What the task asks: List all lines in the material below that contain "menu".

# Records for this exercise start

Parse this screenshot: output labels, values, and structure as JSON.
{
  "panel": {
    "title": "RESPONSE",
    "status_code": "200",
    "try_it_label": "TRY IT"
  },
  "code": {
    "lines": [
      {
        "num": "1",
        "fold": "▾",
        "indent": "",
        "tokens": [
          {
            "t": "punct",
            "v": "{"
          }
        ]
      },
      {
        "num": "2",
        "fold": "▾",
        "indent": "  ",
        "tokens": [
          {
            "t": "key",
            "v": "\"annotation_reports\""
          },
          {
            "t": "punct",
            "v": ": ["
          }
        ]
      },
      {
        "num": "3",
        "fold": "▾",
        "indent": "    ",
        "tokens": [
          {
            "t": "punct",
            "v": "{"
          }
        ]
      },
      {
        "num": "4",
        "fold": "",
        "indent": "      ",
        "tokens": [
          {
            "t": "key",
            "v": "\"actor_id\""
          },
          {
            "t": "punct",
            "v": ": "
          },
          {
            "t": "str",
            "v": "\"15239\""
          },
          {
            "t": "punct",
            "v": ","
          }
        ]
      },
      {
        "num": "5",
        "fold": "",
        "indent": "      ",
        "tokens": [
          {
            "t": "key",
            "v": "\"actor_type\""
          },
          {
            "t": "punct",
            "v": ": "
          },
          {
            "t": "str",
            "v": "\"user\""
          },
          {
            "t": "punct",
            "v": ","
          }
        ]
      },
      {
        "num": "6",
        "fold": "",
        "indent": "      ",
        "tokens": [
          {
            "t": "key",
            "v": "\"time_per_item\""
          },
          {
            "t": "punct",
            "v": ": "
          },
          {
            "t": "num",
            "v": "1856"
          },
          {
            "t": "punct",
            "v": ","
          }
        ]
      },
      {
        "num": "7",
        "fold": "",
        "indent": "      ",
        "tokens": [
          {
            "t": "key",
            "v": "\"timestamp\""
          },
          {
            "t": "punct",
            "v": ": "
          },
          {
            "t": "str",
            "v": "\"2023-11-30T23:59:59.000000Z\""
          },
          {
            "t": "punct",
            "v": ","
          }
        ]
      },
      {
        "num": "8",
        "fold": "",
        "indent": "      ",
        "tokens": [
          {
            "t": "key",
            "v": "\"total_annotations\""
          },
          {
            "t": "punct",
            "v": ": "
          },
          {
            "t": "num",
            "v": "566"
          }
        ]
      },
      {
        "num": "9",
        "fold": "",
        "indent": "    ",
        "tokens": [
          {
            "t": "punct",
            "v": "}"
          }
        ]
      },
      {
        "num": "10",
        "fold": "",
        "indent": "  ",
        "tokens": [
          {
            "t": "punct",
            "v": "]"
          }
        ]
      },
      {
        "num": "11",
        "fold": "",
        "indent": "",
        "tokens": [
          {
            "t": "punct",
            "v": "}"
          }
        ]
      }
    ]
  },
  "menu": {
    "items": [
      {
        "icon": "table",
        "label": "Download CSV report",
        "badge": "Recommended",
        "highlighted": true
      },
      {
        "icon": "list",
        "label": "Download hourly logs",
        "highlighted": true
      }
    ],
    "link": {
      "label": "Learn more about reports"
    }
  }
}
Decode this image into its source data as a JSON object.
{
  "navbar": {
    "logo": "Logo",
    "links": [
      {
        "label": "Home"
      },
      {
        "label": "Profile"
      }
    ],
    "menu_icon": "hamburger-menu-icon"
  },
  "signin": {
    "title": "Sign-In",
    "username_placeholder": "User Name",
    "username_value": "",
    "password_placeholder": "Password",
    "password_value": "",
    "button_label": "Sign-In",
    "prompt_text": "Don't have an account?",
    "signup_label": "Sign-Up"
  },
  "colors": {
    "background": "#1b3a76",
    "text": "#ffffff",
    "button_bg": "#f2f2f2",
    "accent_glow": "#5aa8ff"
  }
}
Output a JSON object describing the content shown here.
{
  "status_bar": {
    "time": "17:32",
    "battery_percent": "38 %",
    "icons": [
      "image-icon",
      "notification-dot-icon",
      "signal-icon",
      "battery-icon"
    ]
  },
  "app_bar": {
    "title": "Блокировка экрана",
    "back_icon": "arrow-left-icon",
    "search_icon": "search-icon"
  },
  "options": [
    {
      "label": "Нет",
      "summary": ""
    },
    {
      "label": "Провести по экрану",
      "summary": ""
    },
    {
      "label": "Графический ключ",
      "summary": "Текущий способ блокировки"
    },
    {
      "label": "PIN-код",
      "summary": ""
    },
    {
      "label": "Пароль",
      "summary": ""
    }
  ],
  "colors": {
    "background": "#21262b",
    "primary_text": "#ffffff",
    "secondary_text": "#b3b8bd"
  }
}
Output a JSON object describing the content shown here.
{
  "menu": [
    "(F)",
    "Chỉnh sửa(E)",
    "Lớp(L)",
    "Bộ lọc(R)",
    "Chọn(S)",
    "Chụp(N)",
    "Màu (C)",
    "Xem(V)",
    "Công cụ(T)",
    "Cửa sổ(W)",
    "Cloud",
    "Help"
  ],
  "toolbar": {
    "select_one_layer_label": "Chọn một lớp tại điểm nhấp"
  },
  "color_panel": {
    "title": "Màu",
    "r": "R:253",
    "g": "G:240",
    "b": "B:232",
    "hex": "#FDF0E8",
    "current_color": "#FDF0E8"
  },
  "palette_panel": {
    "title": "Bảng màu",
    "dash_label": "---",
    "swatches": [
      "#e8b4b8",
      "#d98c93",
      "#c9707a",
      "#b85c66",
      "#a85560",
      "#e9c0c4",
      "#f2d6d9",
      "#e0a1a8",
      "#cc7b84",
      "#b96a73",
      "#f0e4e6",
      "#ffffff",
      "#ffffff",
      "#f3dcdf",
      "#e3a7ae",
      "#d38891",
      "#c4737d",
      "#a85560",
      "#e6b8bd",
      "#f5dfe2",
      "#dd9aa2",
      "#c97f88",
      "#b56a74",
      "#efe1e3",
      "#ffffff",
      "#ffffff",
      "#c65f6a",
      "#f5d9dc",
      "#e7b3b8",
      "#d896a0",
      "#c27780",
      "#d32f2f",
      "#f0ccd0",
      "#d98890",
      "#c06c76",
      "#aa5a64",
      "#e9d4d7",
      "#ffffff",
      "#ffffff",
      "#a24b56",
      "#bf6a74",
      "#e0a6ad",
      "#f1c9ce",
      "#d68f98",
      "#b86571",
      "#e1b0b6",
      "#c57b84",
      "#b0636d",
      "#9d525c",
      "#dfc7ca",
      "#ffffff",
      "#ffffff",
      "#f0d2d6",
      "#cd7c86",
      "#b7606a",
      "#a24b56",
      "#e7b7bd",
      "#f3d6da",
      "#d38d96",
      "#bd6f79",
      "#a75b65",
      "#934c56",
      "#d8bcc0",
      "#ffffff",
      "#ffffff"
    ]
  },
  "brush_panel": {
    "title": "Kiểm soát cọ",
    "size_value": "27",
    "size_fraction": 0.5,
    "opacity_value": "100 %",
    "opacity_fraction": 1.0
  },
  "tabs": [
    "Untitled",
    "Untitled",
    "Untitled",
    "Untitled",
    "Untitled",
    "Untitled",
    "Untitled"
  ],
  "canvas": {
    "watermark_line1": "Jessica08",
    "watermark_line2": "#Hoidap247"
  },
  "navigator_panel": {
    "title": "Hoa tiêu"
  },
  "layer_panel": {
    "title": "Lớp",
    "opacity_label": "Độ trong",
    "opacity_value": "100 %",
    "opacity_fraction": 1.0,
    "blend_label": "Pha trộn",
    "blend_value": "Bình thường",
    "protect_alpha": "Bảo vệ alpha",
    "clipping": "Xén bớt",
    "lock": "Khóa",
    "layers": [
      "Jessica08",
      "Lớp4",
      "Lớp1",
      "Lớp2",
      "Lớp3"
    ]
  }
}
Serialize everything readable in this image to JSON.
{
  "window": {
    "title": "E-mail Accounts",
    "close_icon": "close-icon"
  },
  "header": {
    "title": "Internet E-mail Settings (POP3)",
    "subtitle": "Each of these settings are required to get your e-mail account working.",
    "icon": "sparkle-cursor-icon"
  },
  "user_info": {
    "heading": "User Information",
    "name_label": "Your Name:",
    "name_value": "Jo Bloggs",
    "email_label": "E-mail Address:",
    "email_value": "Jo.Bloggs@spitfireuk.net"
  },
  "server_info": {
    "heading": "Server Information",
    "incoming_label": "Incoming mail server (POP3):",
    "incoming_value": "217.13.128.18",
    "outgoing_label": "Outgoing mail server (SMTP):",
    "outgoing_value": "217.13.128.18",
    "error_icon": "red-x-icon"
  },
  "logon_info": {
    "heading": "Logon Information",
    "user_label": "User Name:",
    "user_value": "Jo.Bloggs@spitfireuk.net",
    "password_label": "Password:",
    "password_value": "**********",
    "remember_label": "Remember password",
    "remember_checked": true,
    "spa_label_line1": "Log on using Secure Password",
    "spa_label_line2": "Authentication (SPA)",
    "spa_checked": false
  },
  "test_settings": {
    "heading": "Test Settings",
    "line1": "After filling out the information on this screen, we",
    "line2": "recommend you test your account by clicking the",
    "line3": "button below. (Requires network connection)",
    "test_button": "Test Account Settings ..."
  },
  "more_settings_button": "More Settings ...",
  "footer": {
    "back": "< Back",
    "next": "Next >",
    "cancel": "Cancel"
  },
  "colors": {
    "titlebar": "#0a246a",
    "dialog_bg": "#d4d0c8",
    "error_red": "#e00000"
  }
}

# Records for this exercise end

Right answer:
  "menu": {
    "menu_icon": "hamburger-menu-icon"
  "menu": [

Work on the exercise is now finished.